[Collection entries]

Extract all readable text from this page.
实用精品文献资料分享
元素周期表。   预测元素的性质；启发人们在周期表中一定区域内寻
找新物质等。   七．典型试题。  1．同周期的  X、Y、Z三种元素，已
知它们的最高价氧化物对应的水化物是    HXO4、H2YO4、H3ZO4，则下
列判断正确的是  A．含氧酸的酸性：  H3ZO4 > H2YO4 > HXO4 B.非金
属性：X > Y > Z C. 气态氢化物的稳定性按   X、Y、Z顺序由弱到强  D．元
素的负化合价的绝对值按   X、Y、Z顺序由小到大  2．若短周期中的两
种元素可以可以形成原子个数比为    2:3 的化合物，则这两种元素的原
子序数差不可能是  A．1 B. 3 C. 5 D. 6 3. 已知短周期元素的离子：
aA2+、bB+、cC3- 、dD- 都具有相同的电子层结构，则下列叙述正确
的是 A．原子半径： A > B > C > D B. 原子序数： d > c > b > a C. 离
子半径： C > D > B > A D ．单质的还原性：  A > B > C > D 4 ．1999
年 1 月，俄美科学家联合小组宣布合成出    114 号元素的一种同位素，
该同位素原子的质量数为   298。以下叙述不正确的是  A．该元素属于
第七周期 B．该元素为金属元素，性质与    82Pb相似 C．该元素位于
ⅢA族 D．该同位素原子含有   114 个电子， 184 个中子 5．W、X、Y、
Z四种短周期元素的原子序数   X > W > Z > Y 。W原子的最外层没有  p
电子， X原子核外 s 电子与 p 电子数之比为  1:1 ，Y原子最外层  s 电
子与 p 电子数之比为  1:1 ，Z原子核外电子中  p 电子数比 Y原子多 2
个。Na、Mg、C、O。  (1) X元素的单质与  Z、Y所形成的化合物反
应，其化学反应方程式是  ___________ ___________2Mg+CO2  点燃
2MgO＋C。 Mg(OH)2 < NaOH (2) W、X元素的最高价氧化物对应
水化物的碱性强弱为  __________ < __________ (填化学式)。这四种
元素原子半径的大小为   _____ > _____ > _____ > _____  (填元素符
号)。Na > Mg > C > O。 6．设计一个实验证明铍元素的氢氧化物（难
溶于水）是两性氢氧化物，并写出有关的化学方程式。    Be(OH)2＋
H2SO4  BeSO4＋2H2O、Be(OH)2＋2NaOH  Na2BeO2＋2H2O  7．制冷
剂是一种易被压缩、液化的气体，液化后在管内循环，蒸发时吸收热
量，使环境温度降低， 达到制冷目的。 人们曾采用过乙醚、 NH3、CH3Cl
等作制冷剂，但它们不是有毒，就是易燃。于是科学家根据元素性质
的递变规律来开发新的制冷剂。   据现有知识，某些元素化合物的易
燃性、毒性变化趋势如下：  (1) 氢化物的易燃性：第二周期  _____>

EXERCISE AIM: Pull out every line of the entries that includes the word "电子数之比为".

RESULT FOR THIS TASK:
电子， X原子核外 s 电子与 p 电子数之比为  1:1 ，Y原子最外层  s 电
子与 p 电子数之比为  1:1 ，Z原子核外电子中  p 电子数比 Y原子多 2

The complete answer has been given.